* Exercise brief: Drop every picture, then transcribe the remaining data exactly.

####

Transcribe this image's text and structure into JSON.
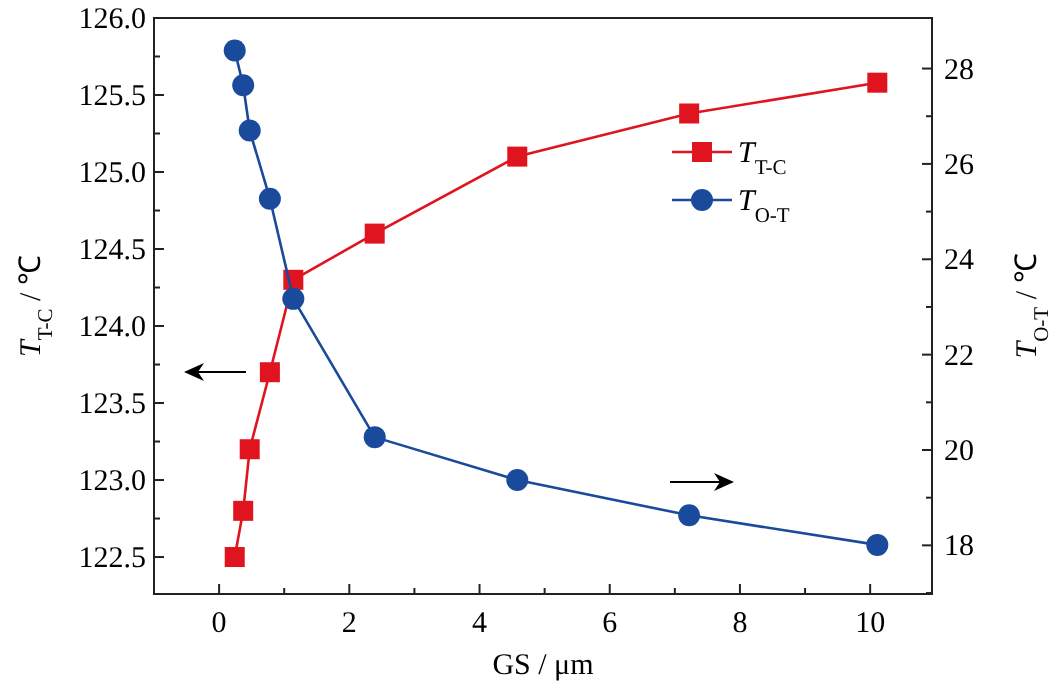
{
  "chart_data": {
    "type": "line",
    "xlabel": "GS / μm",
    "ylabel": "T$_{T-C}$ / ℃",
    "y2label": "T$_{O-T}$ / ℃",
    "xlim": [
      -1,
      10.95
    ],
    "xticks": [
      0,
      {
        "value": 1,
        "label": null
      },
      2,
      {
        "value": 3,
        "label": null
      },
      4,
      {
        "value": 5,
        "label": null
      },
      6,
      {
        "value": 7,
        "label": null
      },
      8,
      {
        "value": 9,
        "label": null
      },
      10
    ],
    "ylim": [
      122.26,
      126.0
    ],
    "yticks": [
      {
        "value": 122.5,
        "label": "122.5"
      },
      {
        "value": 122.75,
        "label": null
      },
      {
        "value": 123,
        "label": "123.0"
      },
      {
        "value": 123.25,
        "label": null
      },
      {
        "value": 123.5,
        "label": "123.5"
      },
      {
        "value": 123.75,
        "label": null
      },
      {
        "value": 124,
        "label": "124.0"
      },
      {
        "value": 124.25,
        "label": null
      },
      {
        "value": 124.5,
        "label": "124.5"
      },
      {
        "value": 124.75,
        "label": null
      },
      {
        "value": 125,
        "label": "125.0"
      },
      {
        "value": 125.25,
        "label": null
      },
      {
        "value": 125.5,
        "label": "125.5"
      },
      {
        "value": 125.75,
        "label": null
      },
      {
        "value": 126,
        "label": "126.0"
      }
    ],
    "y2lim": [
      16.98,
      29.06
    ],
    "y2ticks": [
      {
        "value": 17,
        "label": null
      },
      18,
      {
        "value": 19,
        "label": null
      },
      20,
      {
        "value": 21,
        "label": null
      },
      22,
      {
        "value": 23,
        "label": null
      },
      24,
      {
        "value": 25,
        "label": null
      },
      26,
      {
        "value": 27,
        "label": null
      },
      28
    ],
    "legend": "top right",
    "grid": false,
    "line_style": "solid",
    "x": [
      0.24,
      0.37,
      0.47,
      0.78,
      1.14,
      2.39,
      4.58,
      7.22,
      10.11
    ],
    "series": [
      {
        "name": "T$_{T-C}$",
        "color": "#e0141e",
        "marker": "square",
        "values": [
          122.5,
          122.8,
          123.2,
          123.7,
          124.3,
          124.6,
          125.1,
          125.38,
          125.58
        ]
      },
      {
        "name": "T$_{O-T}$",
        "color": "#1a4a9c",
        "marker": "circle",
        "axis": "y2",
        "values": [
          28.38,
          27.65,
          26.7,
          25.27,
          23.17,
          20.27,
          19.37,
          18.63,
          18.01
        ]
      }
    ]
  }
}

####

* Final result:
Transcribe this image's text and structure into JSON.
{
  "chart_data": {
    "type": "line",
    "xlabel": "GS / μm",
    "ylabel": "T$_{T-C}$ / ℃",
    "y2label": "T$_{O-T}$ / ℃",
    "xlim": [
      -1,
      10.95
    ],
    "xticks": [
      0,
      {
        "value": 1,
        "label": null
      },
      2,
      {
        "value": 3,
        "label": null
      },
      4,
      {
        "value": 5,
        "label": null
      },
      6,
      {
        "value": 7,
        "label": null
      },
      8,
      {
        "value": 9,
        "label": null
      },
      10
    ],
    "ylim": [
      122.26,
      126.0
    ],
    "yticks": [
      {
        "value": 122.5,
        "label": "122.5"
      },
      {
        "value": 122.75,
        "label": null
      },
      {
        "value": 123,
        "label": "123.0"
      },
      {
        "value": 123.25,
        "label": null
      },
      {
        "value": 123.5,
        "label": "123.5"
      },
      {
        "value": 123.75,
        "label": null
      },
      {
        "value": 124,
        "label": "124.0"
      },
      {
        "value": 124.25,
        "label": null
      },
      {
        "value": 124.5,
        "label": "124.5"
      },
      {
        "value": 124.75,
        "label": null
      },
      {
        "value": 125,
        "label": "125.0"
      },
      {
        "value": 125.25,
        "label": null
      },
      {
        "value": 125.5,
        "label": "125.5"
      },
      {
        "value": 125.75,
        "label": null
      },
      {
        "value": 126,
        "label": "126.0"
      }
    ],
    "y2lim": [
      16.98,
      29.06
    ],
    "y2ticks": [
      {
        "value": 17,
        "label": null
      },
      18,
      {
        "value": 19,
        "label": null
      },
      20,
      {
        "value": 21,
        "label": null
      },
      22,
      {
        "value": 23,
        "label": null
      },
      24,
      {
        "value": 25,
        "label": null
      },
      26,
      {
        "value": 27,
        "label": null
      },
      28
    ],
    "legend": "top right",
    "grid": false,
    "line_style": "solid",
    "x": [
      0.24,
      0.37,
      0.47,
      0.78,
      1.14,
      2.39,
      4.58,
      7.22,
      10.11
    ],
    "series": [
      {
        "name": "T$_{T-C}$",
        "color": "#e0141e",
        "marker": "square",
        "values": [
          122.5,
          122.8,
          123.2,
          123.7,
          124.3,
          124.6,
          125.1,
          125.38,
          125.58
        ]
      },
      {
        "name": "T$_{O-T}$",
        "color": "#1a4a9c",
        "marker": "circle",
        "axis": "y2",
        "values": [
          28.38,
          27.65,
          26.7,
          25.27,
          23.17,
          20.27,
          19.37,
          18.63,
          18.01
        ]
      }
    ]
  }
}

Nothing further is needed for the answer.